[Items from a data source]

----

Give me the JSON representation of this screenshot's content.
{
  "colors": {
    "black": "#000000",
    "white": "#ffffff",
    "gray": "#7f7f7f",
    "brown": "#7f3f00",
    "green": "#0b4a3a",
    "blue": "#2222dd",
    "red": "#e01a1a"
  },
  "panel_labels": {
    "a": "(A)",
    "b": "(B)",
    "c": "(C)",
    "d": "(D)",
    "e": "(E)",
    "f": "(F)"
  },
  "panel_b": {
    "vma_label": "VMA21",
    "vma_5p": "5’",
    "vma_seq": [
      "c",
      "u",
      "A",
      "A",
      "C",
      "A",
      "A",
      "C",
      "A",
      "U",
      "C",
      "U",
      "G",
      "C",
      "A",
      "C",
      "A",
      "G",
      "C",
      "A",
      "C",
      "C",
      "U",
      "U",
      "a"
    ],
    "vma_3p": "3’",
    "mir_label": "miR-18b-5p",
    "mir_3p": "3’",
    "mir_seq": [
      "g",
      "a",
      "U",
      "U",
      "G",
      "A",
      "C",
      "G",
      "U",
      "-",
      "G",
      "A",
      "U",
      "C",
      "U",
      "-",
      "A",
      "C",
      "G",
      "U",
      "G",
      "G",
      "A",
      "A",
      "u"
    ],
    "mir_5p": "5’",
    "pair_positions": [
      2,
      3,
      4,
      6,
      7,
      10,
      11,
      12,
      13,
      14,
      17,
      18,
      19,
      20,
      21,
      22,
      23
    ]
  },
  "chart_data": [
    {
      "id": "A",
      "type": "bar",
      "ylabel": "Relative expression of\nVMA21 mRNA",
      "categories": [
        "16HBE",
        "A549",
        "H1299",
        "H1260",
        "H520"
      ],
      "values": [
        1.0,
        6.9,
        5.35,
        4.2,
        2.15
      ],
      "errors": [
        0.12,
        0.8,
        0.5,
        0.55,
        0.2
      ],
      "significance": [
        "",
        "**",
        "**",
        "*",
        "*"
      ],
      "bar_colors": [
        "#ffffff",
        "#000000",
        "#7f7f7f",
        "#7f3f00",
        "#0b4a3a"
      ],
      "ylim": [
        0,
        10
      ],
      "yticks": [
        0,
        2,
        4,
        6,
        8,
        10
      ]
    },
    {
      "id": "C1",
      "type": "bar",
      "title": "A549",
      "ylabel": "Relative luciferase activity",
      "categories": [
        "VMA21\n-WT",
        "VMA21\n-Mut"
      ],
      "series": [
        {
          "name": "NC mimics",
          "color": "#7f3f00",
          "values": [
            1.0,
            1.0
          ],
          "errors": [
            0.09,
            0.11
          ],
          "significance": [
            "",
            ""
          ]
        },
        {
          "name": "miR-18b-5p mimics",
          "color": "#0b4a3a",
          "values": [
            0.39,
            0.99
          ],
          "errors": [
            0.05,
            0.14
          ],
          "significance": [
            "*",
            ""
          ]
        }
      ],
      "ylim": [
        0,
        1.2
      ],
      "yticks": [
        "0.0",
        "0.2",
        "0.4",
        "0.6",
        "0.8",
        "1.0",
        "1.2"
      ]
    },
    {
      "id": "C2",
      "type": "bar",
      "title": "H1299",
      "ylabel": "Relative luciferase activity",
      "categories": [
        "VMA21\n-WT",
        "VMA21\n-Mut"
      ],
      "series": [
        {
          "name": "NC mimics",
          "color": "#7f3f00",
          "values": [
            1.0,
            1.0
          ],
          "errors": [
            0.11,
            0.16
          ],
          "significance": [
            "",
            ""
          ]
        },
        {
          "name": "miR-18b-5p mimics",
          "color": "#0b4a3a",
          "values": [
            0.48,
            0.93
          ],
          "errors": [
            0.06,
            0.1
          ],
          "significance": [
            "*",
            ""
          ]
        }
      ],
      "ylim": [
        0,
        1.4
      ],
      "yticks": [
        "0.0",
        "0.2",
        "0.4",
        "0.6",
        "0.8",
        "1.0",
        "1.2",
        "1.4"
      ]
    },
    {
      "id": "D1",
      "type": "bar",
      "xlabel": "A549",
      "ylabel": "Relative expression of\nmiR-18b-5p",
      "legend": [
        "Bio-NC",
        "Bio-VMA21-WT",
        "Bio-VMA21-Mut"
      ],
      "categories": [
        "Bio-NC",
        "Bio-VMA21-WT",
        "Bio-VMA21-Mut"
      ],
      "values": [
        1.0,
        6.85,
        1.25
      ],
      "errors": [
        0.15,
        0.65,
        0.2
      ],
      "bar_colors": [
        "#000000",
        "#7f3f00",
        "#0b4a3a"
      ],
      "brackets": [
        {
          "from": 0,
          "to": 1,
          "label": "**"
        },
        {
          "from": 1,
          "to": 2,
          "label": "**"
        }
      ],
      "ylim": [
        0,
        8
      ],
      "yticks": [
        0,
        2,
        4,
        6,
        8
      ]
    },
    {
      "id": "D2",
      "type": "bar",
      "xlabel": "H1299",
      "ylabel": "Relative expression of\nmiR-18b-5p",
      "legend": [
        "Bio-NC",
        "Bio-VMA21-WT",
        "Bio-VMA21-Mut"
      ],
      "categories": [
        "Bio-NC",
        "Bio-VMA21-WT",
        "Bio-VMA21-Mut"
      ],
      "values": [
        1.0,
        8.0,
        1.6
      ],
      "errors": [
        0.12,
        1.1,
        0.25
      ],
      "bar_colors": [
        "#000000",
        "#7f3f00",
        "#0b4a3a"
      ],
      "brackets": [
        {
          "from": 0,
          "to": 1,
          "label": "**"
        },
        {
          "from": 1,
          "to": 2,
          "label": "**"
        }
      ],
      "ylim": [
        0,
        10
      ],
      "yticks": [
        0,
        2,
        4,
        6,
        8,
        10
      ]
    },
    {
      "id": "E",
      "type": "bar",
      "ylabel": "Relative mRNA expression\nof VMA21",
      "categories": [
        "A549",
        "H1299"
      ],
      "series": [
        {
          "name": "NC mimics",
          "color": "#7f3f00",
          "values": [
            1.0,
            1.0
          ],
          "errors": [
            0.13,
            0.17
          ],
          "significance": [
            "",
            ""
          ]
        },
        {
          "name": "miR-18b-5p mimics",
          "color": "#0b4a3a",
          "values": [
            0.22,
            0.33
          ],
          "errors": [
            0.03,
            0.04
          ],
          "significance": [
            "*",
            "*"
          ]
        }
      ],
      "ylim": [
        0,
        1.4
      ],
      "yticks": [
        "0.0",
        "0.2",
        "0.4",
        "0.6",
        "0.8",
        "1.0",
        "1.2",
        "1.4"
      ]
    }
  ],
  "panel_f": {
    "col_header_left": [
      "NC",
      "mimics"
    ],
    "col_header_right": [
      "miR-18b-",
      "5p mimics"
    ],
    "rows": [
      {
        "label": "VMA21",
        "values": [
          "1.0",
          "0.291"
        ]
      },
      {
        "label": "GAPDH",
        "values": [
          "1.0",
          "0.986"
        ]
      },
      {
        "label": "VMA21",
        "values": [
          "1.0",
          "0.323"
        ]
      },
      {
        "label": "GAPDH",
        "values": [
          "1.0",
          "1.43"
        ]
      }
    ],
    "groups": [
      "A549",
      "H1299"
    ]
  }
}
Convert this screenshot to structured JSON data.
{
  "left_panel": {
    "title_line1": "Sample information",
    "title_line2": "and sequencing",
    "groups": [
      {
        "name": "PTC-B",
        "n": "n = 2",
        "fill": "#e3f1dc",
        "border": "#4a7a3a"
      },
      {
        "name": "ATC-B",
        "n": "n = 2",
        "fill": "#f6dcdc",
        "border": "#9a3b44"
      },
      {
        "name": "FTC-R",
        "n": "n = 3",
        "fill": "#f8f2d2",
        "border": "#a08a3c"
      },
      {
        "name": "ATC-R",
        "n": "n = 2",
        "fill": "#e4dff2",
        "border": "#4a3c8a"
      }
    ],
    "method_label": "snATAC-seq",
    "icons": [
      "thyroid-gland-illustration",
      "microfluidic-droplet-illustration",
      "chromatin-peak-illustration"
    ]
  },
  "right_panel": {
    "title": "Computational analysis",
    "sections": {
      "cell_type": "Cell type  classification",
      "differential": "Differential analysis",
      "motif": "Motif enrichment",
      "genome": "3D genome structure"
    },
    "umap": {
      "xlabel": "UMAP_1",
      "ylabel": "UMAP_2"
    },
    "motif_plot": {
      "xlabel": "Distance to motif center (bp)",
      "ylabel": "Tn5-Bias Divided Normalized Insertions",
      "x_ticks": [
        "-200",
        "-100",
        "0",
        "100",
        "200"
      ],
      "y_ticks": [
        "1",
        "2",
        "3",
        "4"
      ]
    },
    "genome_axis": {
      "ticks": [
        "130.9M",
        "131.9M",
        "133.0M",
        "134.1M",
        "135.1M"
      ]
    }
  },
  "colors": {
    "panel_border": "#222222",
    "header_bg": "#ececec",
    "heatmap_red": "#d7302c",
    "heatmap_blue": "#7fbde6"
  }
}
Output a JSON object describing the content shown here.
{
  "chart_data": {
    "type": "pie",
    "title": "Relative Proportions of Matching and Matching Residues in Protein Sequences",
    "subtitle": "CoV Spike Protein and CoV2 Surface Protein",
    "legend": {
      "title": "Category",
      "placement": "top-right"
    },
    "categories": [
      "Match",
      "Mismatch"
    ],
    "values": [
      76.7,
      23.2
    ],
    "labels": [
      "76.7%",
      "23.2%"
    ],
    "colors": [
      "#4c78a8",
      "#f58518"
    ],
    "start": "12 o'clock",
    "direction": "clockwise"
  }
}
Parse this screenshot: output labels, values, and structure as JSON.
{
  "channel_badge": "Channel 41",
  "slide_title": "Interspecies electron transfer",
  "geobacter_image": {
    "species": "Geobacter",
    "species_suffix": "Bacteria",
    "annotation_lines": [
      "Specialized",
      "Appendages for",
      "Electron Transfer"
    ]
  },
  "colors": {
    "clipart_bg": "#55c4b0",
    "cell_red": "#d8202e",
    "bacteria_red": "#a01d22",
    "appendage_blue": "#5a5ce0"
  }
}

----

**Assignment:**
In the records above, locate the line that contains "Output a JSON". Repeat it and every line after it, exactly, and nothing else.

**Completed exercise:**
Output a JSON object describing the content shown here.
{
  "chart_data": {
    "type": "pie",
    "title": "Relative Proportions of Matching and Matching Residues in Protein Sequences",
    "subtitle": "CoV Spike Protein and CoV2 Surface Protein",
    "legend": {
      "title": "Category",
      "placement": "top-right"
    },
    "categories": [
      "Match",
      "Mismatch"
    ],
    "values": [
      76.7,
      23.2
    ],
    "labels": [
      "76.7%",
      "23.2%"
    ],
    "colors": [
      "#4c78a8",
      "#f58518"
    ],
    "start": "12 o'clock",
    "direction": "clockwise"
  }
}
Parse this screenshot: output labels, values, and structure as JSON.
{
  "channel_badge": "Channel 41",
  "slide_title": "Interspecies electron transfer",
  "geobacter_image": {
    "species": "Geobacter",
    "species_suffix": "Bacteria",
    "annotation_lines": [
      "Specialized",
      "Appendages for",
      "Electron Transfer"
    ]
  },
  "colors": {
    "clipart_bg": "#55c4b0",
    "cell_red": "#d8202e",
    "bacteria_red": "#a01d22",
    "appendage_blue": "#5a5ce0"
  }
}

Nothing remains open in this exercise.